Stored items
══════

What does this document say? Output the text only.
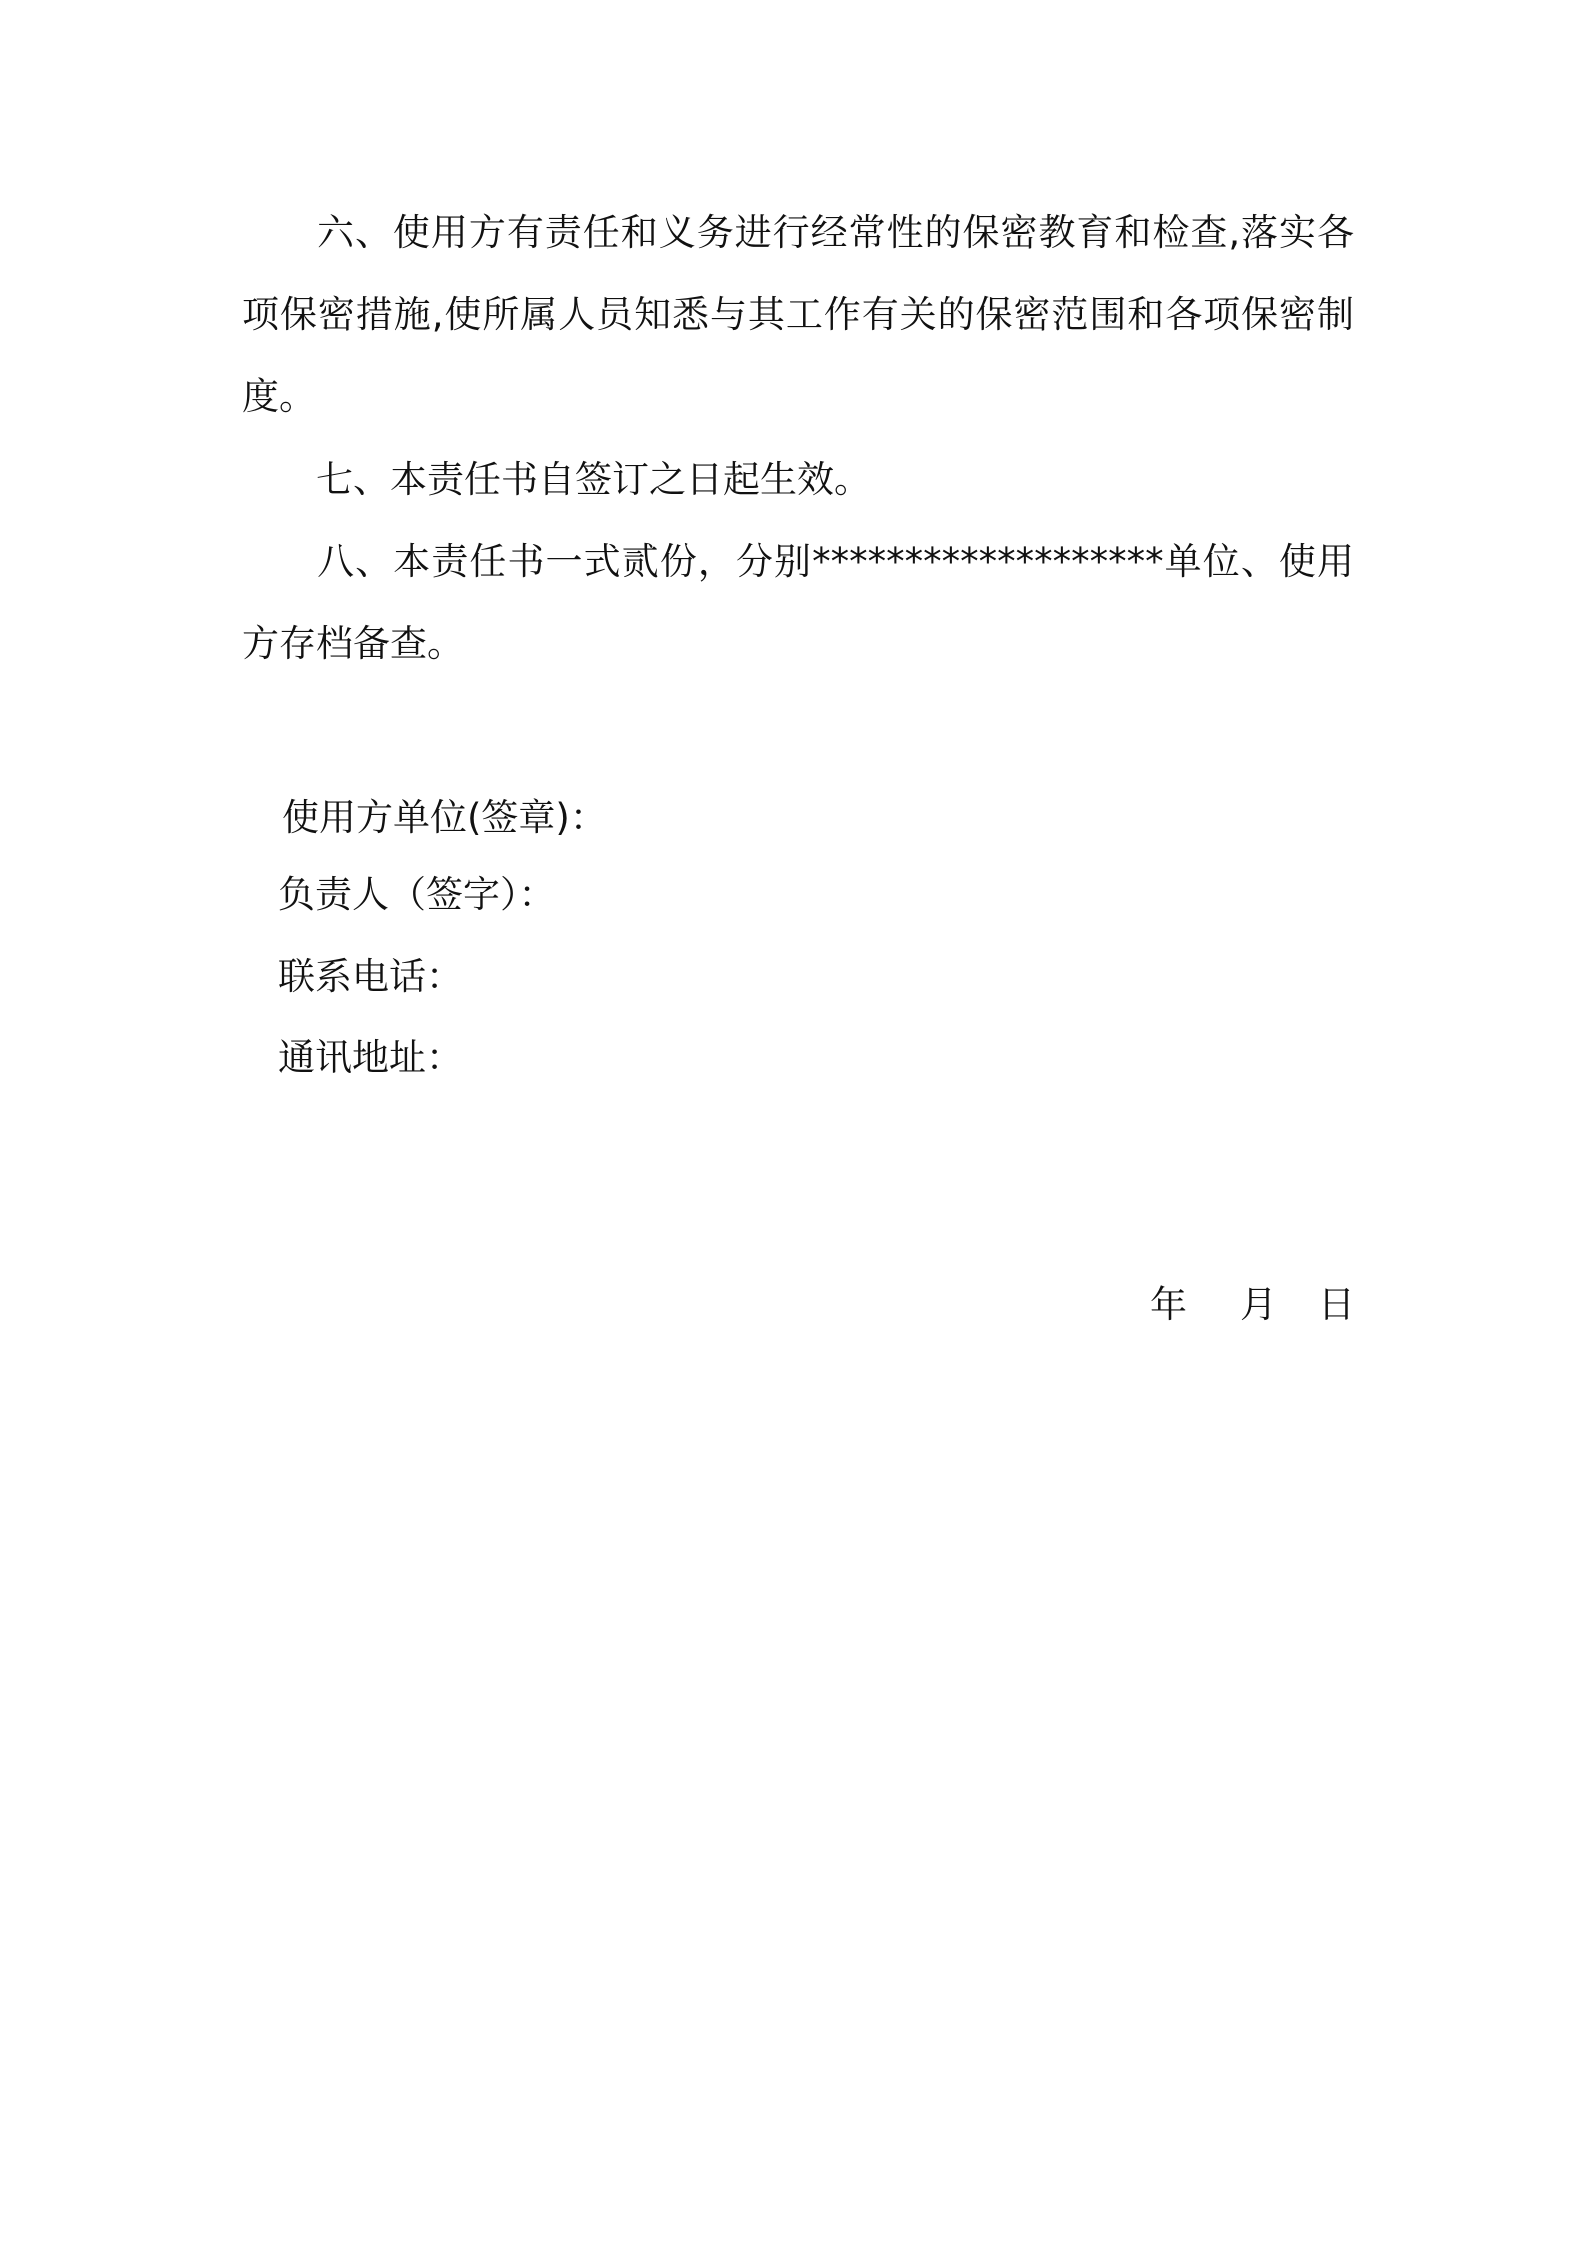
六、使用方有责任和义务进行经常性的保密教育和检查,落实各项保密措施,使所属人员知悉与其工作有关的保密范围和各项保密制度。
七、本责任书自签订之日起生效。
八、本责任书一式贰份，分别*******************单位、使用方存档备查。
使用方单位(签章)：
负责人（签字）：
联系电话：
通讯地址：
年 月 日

══════

**Set problem**
Every entry must be reproduced exactly, with the images left out.

**Solution to this problem**
What does this document say? Output the text only.
六、使用方有责任和义务进行经常性的保密教育和检查,落实各项保密措施,使所属人员知悉与其工作有关的保密范围和各项保密制度。
七、本责任书自签订之日起生效。
八、本责任书一式贰份，分别*******************单位、使用方存档备查。
使用方单位(签章)：
负责人（签字）：
联系电话：
通讯地址：
年 月 日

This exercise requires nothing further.